▸ WRITTEN EXERCISE
Each line that contains the word "exceed" counts once; give the total for the records below and nothing else.

▸ ENTRIES
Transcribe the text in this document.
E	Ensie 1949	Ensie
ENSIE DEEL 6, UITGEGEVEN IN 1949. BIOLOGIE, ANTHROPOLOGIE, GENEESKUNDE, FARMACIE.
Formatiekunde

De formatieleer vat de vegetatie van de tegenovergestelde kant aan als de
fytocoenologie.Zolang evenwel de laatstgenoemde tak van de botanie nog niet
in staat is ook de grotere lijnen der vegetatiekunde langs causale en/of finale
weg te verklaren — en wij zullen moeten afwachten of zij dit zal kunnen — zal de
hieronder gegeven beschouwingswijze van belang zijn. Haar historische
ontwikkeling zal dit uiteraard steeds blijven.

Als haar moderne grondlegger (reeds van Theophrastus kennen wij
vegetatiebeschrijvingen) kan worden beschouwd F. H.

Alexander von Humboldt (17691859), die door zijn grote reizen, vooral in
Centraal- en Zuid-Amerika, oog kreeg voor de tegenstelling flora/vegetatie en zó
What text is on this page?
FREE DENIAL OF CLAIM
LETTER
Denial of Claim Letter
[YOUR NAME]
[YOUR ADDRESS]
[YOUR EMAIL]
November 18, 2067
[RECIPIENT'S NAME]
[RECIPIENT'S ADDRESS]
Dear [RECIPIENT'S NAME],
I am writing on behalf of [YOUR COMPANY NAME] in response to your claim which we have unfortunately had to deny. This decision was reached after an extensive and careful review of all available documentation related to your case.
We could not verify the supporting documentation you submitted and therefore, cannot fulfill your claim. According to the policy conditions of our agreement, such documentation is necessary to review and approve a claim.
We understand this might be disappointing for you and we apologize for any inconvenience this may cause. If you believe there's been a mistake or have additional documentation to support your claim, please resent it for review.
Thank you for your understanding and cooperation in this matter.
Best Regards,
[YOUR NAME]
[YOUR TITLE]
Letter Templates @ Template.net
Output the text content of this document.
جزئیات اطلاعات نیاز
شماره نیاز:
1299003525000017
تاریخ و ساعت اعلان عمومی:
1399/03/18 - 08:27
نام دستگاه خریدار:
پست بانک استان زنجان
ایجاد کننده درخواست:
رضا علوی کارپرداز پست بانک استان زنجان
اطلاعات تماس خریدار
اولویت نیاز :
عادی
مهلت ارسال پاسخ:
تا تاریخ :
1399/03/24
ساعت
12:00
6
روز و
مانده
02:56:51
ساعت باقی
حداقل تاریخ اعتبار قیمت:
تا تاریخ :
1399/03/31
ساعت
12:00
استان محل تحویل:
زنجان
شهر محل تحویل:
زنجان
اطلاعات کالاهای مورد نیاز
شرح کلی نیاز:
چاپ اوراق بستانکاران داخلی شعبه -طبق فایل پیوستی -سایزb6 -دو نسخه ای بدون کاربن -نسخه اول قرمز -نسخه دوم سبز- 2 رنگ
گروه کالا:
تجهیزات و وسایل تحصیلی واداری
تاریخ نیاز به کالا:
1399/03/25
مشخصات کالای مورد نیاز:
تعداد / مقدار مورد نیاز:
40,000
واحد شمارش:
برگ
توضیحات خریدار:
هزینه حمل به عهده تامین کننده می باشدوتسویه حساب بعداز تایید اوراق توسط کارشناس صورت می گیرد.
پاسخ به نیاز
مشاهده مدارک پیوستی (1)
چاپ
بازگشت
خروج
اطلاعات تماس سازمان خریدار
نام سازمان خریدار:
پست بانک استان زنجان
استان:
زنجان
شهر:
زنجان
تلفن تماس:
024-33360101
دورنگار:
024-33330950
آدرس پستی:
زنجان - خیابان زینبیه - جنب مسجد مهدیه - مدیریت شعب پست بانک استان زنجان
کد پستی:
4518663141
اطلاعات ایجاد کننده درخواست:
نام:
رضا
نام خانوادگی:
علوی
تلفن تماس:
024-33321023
==
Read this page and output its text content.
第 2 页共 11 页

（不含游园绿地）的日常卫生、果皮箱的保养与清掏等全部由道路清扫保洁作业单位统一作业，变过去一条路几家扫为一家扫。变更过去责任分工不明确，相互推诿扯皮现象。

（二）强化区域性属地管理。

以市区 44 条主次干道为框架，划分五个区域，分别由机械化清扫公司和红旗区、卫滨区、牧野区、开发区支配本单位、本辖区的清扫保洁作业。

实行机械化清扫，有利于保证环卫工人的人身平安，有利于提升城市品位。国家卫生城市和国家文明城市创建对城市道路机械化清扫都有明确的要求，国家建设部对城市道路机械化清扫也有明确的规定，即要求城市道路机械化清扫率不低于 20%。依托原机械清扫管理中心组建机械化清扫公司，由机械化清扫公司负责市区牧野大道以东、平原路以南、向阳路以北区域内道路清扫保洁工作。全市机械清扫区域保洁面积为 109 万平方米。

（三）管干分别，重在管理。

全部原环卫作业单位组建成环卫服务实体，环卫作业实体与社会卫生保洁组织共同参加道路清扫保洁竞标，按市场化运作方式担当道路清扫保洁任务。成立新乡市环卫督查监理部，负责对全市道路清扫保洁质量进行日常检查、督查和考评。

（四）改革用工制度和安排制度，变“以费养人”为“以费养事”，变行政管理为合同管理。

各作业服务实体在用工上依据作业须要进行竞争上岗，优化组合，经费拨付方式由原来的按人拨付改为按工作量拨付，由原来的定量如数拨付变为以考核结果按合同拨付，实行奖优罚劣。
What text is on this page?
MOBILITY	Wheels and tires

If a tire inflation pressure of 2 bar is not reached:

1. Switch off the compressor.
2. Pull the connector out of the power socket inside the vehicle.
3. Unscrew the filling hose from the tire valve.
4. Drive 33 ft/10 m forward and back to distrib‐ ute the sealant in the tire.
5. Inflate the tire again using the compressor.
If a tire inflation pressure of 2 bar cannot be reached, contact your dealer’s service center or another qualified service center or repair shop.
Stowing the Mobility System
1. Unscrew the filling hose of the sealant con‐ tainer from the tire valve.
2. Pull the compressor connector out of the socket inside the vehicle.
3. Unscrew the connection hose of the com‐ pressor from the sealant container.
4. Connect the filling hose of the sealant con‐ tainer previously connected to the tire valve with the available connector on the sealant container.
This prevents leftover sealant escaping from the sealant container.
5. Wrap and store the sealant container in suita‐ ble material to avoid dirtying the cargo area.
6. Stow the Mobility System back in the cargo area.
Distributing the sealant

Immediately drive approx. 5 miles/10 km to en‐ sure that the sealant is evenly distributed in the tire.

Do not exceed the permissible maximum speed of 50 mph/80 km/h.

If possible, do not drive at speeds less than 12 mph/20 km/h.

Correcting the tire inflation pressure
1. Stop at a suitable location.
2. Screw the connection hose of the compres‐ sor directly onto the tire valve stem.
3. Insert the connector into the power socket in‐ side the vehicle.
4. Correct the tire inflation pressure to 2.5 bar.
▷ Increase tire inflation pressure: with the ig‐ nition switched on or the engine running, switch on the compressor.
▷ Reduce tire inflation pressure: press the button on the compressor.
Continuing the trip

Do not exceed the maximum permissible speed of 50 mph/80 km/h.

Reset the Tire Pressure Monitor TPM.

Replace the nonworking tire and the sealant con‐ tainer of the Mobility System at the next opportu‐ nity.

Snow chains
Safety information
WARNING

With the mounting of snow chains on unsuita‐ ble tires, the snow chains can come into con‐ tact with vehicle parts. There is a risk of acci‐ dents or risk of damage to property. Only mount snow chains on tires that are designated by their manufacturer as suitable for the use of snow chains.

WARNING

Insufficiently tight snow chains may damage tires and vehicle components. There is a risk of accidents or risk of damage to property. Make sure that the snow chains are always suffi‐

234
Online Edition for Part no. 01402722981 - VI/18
--
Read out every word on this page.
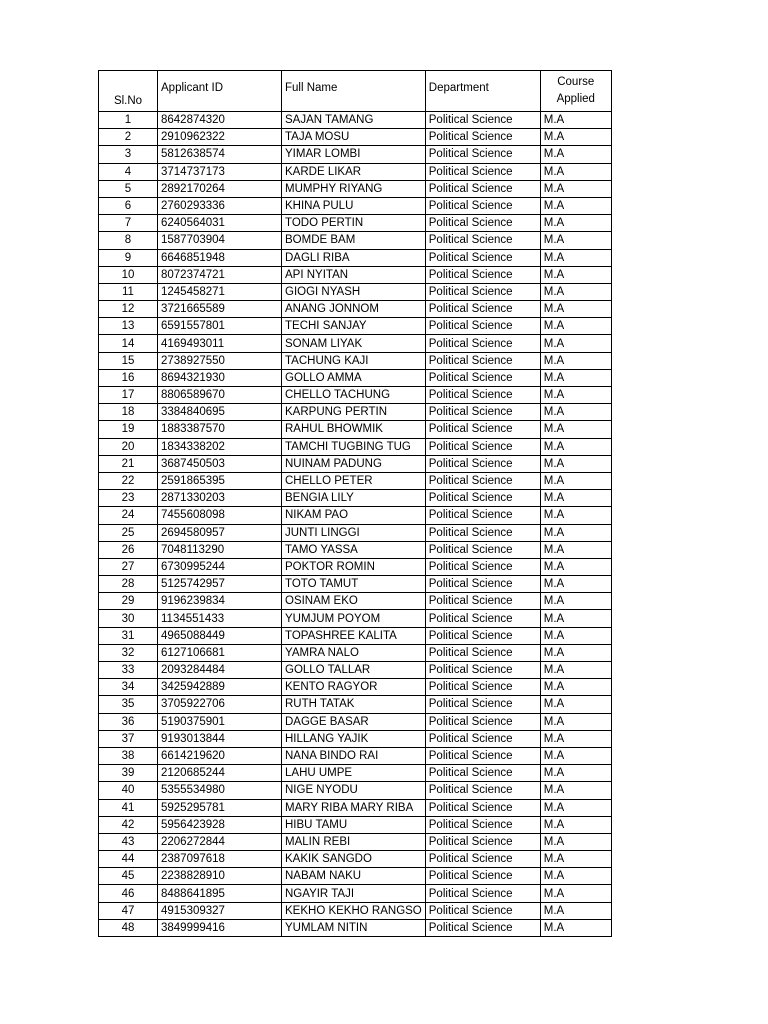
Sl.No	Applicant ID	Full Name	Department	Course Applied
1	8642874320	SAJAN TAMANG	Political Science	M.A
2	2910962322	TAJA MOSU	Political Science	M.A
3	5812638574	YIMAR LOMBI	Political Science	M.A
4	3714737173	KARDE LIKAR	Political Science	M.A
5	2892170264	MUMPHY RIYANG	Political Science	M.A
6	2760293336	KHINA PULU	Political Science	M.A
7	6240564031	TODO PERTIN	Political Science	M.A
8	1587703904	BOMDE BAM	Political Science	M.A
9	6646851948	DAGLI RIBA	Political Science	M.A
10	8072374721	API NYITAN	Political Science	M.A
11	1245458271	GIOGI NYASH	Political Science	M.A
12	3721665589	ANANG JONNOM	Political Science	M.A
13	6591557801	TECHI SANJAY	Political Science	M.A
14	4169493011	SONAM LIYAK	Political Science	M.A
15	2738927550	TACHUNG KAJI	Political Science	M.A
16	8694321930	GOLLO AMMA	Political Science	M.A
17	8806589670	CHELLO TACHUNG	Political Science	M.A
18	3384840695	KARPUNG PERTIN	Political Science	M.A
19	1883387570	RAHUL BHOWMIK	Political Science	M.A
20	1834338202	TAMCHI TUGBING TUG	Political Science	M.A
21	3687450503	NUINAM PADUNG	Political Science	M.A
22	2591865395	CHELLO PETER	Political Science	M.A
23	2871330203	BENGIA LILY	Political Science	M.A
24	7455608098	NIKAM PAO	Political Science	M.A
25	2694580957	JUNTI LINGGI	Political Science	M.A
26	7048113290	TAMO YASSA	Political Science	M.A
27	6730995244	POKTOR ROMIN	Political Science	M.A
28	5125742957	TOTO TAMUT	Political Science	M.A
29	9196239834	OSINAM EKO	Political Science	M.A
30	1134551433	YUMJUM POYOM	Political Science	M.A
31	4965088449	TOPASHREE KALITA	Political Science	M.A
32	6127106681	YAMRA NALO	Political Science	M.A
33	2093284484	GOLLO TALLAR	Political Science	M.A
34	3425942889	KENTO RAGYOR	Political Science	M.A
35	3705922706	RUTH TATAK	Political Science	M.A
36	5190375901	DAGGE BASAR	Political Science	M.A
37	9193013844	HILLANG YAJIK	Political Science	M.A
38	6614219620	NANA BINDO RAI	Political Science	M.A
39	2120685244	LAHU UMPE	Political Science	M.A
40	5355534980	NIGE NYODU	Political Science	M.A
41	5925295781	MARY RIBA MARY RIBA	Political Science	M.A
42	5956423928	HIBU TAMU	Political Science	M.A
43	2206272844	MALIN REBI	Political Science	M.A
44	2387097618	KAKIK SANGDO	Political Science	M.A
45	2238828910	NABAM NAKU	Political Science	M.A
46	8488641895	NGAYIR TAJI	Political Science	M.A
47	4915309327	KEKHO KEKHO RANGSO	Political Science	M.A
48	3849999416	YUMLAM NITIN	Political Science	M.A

▸ RESPONSE
2